◆ **EXERCISE DETAILS**:
Arrange the records from the first line through the line containing "The second battery 185 is at (173, 283).", inclusive, as a Markdown table with the columns Row and Entry. Number each line in Row, put the line in Entry, and leave out blank lines.

--- BEGIN ---

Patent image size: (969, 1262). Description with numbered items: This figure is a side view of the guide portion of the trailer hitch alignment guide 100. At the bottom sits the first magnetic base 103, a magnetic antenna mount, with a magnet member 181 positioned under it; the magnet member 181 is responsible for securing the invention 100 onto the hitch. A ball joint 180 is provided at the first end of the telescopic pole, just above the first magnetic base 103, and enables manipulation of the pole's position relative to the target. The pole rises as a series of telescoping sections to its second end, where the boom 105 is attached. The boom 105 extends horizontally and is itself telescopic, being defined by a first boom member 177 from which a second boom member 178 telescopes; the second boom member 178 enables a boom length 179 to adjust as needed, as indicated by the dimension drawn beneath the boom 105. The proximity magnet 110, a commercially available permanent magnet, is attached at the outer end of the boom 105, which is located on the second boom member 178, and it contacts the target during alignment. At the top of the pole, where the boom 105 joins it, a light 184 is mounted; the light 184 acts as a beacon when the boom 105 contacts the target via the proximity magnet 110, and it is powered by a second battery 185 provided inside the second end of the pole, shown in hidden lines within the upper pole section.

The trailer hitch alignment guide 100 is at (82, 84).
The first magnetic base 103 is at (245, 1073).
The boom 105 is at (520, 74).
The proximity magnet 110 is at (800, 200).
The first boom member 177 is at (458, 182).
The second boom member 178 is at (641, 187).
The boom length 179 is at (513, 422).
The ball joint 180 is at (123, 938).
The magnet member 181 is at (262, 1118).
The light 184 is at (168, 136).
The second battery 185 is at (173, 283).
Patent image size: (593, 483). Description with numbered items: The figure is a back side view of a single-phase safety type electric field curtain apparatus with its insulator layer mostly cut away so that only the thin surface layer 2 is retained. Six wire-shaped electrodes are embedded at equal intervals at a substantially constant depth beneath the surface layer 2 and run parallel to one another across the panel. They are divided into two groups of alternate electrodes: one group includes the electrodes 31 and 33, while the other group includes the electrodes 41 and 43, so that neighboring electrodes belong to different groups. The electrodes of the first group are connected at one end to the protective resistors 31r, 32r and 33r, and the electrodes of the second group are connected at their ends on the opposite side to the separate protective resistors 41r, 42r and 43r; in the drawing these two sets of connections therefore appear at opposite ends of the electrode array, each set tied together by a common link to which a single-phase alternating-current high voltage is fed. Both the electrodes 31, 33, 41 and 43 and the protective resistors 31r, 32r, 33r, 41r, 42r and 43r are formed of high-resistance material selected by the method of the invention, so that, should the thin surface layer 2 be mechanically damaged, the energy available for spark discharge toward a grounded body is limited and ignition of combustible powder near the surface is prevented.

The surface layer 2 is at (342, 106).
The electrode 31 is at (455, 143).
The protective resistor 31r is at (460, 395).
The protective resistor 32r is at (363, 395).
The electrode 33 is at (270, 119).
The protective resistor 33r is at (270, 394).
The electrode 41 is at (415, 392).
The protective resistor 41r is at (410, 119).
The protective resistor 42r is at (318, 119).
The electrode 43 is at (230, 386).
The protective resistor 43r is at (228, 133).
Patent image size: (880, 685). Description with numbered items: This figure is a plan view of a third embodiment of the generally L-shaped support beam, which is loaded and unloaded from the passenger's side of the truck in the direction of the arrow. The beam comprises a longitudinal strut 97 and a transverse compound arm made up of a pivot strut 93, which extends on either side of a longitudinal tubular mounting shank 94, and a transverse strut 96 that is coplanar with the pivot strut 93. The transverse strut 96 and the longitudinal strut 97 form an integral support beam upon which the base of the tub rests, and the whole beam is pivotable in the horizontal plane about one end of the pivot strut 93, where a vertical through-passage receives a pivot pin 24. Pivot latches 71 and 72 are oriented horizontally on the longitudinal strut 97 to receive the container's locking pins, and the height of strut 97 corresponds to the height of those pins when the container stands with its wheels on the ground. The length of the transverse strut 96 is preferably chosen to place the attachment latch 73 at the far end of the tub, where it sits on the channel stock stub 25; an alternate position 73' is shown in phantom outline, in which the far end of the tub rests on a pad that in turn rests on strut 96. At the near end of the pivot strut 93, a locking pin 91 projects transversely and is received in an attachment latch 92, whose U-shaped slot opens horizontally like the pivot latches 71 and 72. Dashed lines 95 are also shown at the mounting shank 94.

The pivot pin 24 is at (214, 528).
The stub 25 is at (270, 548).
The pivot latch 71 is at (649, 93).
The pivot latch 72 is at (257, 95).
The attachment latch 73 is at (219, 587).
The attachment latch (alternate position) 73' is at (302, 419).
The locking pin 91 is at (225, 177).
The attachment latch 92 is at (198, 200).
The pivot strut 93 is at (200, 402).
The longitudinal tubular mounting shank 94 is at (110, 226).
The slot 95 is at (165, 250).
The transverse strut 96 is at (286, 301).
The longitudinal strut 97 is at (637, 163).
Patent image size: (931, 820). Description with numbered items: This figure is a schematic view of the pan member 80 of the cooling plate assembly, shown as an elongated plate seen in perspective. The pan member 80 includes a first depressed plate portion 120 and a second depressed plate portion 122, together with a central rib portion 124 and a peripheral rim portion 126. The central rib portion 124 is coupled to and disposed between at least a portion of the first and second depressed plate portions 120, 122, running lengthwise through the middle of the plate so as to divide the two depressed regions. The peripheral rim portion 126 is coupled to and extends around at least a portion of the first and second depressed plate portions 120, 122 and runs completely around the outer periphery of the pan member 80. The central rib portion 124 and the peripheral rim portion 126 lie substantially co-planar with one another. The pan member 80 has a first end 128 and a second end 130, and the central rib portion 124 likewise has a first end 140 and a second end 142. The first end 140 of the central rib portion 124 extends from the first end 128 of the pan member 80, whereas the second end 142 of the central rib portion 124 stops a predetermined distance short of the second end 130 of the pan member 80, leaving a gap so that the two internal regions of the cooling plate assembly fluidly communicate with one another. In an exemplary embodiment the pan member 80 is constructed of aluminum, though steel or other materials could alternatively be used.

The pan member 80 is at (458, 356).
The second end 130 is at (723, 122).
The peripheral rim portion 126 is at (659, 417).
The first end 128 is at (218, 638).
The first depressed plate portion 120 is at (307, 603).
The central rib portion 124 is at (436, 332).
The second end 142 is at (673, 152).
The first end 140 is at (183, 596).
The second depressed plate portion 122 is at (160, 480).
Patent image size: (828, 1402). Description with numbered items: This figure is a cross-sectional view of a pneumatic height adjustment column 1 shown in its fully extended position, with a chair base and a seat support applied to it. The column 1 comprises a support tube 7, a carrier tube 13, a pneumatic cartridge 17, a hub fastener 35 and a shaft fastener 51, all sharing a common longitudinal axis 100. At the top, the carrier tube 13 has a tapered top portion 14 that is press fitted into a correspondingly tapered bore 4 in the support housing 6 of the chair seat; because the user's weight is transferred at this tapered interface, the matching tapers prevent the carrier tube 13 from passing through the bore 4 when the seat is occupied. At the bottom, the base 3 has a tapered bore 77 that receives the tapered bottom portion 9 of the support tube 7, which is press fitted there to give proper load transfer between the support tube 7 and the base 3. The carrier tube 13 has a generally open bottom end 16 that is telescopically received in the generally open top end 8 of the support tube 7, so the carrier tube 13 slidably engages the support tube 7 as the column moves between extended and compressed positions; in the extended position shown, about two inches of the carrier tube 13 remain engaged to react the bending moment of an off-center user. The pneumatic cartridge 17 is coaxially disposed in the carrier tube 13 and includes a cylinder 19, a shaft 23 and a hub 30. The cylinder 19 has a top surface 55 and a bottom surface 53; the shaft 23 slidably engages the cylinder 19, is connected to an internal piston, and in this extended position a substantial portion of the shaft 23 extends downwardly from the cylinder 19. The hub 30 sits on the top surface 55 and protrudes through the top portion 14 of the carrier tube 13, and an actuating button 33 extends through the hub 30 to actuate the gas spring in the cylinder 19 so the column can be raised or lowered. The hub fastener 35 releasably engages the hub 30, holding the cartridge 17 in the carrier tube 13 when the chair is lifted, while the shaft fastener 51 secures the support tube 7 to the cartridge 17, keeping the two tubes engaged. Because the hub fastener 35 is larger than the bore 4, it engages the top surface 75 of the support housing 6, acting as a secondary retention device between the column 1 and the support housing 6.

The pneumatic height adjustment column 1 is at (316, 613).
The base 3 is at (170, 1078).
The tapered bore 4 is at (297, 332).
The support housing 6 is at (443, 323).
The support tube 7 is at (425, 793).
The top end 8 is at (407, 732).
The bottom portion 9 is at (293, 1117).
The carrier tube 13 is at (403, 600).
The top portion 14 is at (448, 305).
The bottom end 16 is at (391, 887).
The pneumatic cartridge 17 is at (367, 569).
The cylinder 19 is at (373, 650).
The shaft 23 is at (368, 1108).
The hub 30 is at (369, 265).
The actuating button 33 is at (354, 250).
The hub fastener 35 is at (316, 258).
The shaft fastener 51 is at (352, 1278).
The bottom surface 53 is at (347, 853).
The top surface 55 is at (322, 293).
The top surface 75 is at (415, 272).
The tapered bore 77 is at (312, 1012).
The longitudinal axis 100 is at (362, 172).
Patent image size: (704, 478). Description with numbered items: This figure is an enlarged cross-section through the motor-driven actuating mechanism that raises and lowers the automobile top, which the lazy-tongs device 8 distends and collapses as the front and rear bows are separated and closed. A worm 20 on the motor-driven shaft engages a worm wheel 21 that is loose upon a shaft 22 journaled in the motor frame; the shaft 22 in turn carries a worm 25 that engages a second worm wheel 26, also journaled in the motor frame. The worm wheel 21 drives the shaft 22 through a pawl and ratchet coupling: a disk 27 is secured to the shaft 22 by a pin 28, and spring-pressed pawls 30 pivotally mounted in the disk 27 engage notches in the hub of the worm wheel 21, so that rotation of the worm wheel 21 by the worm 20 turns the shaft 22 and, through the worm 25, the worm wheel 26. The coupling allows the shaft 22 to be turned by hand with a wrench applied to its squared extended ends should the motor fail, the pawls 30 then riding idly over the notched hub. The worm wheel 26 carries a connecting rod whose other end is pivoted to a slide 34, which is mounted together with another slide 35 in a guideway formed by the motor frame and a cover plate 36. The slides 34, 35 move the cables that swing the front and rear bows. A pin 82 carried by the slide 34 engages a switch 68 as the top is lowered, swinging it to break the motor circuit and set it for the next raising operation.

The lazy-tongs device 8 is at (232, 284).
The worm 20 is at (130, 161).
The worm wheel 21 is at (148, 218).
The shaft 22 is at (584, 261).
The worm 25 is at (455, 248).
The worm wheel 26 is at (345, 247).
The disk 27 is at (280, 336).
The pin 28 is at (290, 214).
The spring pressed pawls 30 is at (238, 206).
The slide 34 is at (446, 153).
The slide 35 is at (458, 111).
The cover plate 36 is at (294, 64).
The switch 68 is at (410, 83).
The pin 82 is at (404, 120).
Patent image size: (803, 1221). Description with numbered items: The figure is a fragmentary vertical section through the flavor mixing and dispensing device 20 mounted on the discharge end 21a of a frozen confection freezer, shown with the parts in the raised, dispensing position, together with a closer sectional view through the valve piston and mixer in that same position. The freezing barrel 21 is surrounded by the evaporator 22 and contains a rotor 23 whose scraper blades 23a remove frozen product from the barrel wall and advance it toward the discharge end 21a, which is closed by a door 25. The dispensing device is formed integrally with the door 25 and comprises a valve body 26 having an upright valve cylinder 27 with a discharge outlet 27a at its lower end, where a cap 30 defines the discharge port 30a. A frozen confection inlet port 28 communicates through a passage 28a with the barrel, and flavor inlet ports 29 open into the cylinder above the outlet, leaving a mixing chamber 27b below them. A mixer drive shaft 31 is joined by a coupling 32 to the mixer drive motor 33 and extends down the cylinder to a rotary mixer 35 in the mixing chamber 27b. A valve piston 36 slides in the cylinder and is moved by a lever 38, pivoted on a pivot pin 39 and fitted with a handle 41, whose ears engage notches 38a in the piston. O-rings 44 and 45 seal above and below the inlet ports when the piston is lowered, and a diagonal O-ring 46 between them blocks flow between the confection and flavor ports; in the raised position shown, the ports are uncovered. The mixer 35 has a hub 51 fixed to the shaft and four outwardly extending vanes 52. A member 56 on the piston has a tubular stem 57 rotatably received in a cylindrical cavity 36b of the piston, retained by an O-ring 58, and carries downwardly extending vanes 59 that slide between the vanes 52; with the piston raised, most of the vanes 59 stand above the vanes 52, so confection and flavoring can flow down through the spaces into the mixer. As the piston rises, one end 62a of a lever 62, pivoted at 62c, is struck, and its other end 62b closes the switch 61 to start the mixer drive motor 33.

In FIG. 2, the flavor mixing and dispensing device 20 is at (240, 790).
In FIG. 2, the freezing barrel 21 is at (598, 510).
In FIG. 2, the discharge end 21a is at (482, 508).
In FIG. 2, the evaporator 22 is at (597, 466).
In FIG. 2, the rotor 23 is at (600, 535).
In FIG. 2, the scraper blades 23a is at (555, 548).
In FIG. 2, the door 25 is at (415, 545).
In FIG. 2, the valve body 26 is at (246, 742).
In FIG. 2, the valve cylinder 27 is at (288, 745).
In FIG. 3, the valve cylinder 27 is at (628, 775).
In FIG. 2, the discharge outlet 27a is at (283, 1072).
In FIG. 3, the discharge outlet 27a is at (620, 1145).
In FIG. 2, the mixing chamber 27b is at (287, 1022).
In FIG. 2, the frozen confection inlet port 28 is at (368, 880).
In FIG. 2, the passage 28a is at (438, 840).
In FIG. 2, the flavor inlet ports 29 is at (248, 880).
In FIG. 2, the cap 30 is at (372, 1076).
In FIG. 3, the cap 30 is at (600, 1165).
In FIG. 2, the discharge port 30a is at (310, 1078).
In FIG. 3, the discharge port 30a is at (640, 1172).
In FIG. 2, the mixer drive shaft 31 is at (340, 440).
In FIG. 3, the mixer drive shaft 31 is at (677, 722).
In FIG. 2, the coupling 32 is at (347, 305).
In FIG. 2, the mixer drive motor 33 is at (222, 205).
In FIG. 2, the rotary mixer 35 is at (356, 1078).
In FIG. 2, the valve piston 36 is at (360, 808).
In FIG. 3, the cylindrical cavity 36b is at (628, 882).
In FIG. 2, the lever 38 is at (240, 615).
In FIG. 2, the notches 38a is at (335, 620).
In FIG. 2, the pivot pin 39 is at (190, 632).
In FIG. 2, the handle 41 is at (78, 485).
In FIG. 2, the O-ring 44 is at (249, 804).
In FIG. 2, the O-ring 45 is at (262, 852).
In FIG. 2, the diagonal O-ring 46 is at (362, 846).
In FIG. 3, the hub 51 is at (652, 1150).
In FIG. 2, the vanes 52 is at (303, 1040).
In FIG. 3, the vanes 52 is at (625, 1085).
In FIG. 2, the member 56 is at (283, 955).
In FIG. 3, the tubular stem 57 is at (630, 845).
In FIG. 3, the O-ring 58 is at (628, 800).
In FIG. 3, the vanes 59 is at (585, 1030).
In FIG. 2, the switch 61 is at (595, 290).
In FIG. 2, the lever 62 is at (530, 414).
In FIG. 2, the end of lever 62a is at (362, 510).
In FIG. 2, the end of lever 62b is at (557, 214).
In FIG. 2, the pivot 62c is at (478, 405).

--- END ---

◆ **RESPONSE TO THE TASK**:
| Row | Entry |
|---|---|
| 1 | Patent image size: (969, 1262). Description with numbered items: This figure is a side view of the guide portion of the trailer hitch alignment guide 100. At the bottom sits the first magnetic base 103, a magnetic antenna mount, with a magnet member 181 positioned under it; the magnet member 181 is responsible for securing the invention 100 onto the hitch. A ball joint 180 is provided at the first end of the telescopic pole, just above the first magnetic base 103, and enables manipulation of the pole's position relative to the target. The pole rises as a series of telescoping sections to its second end, where the boom 105 is attached. The boom 105 extends horizontally and is itself telescopic, being defined by a first boom member 177 from which a second boom member 178 telescopes; the second boom member 178 enables a boom length 179 to adjust as needed, as indicated by the dimension drawn beneath the boom 105. The proximity magnet 110, a commercially available permanent magnet, is attached at the outer end of the boom 105, which is located on the second boom member 178, and it contacts the target during alignment. At the top of the pole, where the boom 105 joins it, a light 184 is mounted; the light 184 acts as a beacon when the boom 105 contacts the target via the proximity magnet 110, and it is powered by a second battery 185 provided inside the second end of the pole, shown in hidden lines within the upper pole section. |
| 2 | The trailer hitch alignment guide 100 is at (82, 84). |
| 3 | The first magnetic base 103 is at (245, 1073). |
| 4 | The boom 105 is at (520, 74). |
| 5 | The proximity magnet 110 is at (800, 200). |
| 6 | The first boom member 177 is at (458, 182). |
| 7 | The second boom member 178 is at (641, 187). |
| 8 | The boom length 179 is at (513, 422). |
| 9 | The ball joint 180 is at (123, 938). |
| 10 | The magnet member 181 is at (262, 1118). |
| 11 | The light 184 is at (168, 136). |
| 12 | The second battery 185 is at (173, 283). |